§ **JOB**
Count the lines below that contain "value". Give only the number.

[Dataset items]

>> BEGIN

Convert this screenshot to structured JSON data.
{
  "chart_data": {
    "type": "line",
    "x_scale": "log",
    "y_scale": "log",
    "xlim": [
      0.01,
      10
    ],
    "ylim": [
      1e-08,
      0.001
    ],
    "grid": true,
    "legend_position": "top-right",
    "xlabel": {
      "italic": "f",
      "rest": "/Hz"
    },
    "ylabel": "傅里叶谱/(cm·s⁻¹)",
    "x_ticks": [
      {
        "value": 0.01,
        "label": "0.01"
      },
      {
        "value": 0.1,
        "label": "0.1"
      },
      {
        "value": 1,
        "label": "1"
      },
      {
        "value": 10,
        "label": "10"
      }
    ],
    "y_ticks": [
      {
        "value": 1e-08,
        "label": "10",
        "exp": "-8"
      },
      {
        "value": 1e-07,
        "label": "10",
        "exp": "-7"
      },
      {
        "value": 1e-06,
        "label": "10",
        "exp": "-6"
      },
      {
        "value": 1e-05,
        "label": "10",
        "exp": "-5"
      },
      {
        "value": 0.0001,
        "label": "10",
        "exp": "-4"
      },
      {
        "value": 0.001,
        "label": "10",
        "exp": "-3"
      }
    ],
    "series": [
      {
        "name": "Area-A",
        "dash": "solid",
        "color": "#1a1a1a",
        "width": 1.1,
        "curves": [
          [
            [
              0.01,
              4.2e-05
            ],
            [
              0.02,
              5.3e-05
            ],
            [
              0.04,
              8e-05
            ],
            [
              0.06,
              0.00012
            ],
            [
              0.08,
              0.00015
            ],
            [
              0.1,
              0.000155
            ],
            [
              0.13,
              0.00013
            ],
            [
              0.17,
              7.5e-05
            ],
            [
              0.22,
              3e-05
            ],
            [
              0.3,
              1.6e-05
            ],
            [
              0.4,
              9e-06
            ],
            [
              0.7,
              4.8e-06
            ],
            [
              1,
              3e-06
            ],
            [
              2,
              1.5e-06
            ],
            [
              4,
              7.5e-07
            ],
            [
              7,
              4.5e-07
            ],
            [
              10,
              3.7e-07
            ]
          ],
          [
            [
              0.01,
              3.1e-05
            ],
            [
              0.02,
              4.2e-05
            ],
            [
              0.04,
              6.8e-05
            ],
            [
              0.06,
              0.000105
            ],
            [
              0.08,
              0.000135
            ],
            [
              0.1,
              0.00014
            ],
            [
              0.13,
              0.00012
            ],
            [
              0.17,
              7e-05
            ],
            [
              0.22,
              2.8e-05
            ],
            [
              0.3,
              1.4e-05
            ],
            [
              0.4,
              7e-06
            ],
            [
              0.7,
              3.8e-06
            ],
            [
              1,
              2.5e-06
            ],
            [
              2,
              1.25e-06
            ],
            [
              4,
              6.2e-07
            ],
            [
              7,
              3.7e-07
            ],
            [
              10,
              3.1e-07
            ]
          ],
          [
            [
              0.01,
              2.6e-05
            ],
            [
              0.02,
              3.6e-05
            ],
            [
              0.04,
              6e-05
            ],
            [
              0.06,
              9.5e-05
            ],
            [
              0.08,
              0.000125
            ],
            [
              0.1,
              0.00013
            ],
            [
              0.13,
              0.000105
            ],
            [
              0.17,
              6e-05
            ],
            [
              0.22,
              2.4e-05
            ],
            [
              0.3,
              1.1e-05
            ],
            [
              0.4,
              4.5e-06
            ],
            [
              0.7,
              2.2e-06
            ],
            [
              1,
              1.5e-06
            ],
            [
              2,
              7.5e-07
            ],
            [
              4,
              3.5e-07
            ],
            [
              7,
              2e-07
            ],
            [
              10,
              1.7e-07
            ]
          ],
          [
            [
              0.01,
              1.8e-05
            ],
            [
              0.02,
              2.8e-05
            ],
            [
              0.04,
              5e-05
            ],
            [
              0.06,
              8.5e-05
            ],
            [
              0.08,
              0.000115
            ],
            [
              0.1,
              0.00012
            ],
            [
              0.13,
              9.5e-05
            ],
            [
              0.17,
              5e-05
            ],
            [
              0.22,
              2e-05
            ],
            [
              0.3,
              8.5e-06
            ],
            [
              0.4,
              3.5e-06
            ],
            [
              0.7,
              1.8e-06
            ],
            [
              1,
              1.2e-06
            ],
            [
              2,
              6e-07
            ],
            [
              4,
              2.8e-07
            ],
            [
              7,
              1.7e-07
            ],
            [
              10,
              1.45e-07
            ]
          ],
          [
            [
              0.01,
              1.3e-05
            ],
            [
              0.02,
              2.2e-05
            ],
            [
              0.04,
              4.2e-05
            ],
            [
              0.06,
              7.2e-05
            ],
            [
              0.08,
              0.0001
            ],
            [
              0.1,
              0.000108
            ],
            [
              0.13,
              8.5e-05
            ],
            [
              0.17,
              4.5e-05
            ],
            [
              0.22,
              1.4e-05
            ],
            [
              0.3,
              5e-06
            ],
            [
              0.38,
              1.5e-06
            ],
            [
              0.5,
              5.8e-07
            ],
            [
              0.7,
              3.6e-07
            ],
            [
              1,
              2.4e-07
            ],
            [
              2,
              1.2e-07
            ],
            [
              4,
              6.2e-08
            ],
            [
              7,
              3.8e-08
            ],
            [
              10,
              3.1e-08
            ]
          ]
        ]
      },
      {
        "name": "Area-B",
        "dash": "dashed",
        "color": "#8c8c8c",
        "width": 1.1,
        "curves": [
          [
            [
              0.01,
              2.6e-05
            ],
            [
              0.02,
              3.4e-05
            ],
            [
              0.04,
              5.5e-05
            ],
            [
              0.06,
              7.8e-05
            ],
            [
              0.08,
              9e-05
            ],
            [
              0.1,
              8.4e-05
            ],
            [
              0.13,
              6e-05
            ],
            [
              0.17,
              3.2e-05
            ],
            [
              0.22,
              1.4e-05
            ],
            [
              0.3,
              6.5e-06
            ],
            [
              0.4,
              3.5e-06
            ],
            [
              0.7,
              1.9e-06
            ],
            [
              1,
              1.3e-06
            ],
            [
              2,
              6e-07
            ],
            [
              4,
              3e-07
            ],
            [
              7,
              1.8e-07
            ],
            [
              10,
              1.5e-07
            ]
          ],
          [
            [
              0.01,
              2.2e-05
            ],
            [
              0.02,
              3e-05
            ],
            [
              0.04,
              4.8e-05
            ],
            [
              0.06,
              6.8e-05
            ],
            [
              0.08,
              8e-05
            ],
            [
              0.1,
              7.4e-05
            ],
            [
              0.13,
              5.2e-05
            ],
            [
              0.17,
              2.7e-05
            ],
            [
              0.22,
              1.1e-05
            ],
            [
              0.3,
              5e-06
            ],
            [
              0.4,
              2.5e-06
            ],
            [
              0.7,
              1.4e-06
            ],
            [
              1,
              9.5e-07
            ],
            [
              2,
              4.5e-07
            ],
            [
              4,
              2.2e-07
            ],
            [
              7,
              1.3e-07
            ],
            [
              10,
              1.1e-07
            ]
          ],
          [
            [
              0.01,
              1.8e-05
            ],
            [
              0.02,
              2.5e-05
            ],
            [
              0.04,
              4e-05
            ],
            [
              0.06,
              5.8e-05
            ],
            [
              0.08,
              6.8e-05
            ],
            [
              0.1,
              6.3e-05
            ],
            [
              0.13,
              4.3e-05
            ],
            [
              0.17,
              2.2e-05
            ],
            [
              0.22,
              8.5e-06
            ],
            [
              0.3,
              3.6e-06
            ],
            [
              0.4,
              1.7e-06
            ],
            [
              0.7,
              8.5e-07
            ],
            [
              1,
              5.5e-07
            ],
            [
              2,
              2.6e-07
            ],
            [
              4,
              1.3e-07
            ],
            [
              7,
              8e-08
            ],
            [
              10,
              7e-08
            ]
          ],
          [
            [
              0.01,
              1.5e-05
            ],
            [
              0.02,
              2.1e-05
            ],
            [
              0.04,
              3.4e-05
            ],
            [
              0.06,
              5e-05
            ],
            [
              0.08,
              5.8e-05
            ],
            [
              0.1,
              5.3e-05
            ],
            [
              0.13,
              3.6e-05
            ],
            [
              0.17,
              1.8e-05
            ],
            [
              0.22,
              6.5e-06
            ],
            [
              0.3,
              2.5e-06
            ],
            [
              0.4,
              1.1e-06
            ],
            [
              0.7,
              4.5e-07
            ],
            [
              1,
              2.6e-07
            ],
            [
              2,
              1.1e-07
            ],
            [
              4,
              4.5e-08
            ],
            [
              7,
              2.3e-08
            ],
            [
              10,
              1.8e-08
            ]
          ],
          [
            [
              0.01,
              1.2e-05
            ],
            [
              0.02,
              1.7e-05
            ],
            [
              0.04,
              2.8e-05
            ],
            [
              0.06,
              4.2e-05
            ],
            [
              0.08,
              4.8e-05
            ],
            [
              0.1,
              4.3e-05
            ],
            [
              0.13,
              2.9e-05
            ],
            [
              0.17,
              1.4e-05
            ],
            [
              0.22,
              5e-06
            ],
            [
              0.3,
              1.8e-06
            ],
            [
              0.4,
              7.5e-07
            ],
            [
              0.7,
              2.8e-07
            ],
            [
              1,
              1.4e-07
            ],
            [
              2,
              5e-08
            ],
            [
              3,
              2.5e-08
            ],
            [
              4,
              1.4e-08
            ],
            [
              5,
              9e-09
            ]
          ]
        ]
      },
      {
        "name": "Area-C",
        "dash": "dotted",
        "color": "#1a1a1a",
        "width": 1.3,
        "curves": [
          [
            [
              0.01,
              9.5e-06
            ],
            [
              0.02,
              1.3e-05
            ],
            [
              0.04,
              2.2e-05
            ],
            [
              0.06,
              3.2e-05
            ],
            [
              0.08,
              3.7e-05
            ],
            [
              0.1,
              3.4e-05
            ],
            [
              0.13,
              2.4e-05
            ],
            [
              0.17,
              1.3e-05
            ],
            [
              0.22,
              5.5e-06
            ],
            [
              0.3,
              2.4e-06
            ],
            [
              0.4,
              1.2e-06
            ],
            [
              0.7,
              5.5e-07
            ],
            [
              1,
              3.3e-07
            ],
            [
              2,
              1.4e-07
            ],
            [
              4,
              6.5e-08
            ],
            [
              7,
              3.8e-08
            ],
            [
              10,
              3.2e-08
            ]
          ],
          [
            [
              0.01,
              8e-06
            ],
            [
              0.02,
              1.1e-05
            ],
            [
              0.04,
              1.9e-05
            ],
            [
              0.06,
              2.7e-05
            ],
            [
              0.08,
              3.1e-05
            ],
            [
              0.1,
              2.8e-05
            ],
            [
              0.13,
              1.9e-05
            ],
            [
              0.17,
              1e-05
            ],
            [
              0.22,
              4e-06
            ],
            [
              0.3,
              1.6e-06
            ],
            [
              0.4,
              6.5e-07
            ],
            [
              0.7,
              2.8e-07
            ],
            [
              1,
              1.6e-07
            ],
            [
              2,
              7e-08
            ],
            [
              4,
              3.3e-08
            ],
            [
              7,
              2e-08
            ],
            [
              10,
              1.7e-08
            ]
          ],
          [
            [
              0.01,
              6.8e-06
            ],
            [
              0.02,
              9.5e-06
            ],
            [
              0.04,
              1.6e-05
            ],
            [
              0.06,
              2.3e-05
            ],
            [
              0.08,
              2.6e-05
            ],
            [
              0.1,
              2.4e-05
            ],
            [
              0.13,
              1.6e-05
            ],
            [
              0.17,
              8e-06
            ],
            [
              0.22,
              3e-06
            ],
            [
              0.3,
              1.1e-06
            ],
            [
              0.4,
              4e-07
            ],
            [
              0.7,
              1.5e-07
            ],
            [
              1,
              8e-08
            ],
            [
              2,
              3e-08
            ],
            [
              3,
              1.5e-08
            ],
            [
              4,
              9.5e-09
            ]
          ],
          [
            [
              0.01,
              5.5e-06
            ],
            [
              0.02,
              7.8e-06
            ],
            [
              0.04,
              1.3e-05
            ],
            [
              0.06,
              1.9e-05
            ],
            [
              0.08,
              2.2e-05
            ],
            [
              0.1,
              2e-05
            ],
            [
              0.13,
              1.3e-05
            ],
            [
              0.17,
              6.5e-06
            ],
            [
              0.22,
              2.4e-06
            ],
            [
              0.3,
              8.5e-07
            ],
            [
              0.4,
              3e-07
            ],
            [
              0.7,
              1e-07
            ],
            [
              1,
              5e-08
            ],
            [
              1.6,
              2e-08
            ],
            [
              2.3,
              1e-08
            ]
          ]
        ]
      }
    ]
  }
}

>> END

§ **SOLUTION FOR THIS TASK**
10